### Set problem
Compute how many lines in the entries below contain "position", and output nothing but the number.

Records from a data source
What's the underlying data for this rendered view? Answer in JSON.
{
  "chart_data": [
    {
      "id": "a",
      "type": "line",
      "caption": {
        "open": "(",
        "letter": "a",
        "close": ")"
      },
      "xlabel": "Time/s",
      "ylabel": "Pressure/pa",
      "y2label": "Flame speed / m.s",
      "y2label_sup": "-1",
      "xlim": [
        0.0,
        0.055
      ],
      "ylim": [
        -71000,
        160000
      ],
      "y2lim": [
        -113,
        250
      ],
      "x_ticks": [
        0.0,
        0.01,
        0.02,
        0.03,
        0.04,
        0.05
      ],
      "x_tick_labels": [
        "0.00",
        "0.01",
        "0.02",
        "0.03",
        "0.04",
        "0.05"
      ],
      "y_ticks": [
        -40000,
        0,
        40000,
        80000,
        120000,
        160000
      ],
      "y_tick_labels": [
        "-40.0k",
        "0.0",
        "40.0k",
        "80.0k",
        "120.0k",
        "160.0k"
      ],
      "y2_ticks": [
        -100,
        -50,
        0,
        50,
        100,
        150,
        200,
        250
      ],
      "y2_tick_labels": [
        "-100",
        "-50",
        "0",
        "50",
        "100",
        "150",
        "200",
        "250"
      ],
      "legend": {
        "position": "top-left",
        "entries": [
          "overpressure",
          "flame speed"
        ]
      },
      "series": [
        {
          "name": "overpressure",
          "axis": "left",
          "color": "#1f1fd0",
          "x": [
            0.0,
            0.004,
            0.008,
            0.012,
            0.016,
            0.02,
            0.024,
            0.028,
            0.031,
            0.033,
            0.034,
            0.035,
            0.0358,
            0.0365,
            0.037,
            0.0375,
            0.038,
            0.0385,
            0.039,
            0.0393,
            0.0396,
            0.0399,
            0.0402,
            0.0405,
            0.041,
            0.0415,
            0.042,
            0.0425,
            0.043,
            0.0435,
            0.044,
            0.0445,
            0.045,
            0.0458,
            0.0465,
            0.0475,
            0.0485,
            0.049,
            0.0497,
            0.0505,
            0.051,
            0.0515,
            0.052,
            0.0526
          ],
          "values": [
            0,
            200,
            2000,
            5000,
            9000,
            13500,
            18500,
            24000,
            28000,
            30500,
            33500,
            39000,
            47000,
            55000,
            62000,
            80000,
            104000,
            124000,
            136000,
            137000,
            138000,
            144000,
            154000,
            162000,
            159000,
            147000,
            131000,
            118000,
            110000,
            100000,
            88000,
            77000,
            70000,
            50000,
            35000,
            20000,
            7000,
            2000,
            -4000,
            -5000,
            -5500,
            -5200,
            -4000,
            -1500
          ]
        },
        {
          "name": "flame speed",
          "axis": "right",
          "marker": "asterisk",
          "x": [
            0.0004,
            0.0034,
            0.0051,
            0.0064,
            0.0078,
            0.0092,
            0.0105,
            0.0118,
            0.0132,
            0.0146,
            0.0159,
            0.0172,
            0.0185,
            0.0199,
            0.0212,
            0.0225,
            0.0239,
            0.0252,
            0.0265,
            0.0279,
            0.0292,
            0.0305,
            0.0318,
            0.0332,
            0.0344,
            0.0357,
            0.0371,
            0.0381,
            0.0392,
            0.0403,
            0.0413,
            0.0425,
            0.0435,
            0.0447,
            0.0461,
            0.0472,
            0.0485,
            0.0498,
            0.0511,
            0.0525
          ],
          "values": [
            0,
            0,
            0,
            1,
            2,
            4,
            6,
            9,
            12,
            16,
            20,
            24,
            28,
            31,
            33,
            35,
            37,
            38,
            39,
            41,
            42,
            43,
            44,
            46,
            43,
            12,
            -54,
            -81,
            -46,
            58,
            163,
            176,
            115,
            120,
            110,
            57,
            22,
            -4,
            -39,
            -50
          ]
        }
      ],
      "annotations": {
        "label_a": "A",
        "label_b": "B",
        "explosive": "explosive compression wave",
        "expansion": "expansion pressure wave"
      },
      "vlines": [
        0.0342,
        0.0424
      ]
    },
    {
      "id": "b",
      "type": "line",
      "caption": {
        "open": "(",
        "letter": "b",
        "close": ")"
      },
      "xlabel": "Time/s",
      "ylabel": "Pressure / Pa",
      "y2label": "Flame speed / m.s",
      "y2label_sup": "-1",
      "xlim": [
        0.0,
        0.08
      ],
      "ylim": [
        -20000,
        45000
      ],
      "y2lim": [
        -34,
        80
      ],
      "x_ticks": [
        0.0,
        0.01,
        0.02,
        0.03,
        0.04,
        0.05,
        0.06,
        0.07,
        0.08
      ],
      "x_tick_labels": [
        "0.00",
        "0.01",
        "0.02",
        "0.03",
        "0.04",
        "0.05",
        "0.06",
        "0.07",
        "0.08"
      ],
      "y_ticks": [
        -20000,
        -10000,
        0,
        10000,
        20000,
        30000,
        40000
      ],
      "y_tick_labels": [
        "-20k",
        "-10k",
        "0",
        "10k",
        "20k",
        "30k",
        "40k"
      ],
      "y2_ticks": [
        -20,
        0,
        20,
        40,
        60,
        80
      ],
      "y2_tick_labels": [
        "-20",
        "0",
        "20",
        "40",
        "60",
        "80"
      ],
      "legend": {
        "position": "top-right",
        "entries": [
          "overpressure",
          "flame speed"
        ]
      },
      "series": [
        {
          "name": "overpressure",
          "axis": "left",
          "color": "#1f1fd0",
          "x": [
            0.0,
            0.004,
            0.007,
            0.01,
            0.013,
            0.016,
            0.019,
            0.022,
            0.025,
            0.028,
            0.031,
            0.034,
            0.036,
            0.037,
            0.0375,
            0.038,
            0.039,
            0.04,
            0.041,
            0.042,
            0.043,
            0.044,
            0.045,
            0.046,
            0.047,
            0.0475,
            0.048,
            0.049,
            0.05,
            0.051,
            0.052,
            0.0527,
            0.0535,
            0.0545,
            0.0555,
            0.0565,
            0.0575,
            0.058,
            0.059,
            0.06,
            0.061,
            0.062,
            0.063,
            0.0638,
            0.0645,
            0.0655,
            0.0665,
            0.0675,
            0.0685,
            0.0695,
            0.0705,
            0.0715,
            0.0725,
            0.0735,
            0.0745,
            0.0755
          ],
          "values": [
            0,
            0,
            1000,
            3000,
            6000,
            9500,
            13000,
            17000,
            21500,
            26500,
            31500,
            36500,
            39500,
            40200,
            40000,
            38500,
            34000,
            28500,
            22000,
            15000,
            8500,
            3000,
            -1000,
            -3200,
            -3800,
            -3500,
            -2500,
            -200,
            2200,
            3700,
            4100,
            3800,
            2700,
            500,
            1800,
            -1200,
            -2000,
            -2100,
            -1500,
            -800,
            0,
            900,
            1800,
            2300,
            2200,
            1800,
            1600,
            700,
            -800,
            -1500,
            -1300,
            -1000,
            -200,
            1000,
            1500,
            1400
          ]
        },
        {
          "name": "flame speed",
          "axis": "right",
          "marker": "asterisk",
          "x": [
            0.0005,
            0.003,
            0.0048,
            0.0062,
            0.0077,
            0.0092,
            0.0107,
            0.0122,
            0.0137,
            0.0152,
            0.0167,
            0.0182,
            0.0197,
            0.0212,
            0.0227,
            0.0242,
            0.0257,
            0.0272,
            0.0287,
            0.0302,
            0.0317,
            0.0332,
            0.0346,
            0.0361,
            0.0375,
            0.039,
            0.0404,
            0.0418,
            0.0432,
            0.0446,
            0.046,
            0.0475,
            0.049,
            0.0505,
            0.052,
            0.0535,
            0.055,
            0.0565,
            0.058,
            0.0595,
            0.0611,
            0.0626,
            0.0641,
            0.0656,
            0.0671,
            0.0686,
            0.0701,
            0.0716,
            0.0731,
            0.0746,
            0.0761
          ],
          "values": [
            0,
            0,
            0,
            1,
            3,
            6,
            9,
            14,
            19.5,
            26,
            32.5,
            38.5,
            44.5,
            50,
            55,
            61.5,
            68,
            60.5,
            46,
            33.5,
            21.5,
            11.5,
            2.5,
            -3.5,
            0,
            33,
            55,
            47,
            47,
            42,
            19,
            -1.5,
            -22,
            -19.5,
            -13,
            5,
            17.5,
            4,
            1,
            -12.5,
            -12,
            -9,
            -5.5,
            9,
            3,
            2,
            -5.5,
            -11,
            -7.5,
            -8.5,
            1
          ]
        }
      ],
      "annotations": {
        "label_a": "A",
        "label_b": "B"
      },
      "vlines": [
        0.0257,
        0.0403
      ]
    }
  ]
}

### Solution to the problem
2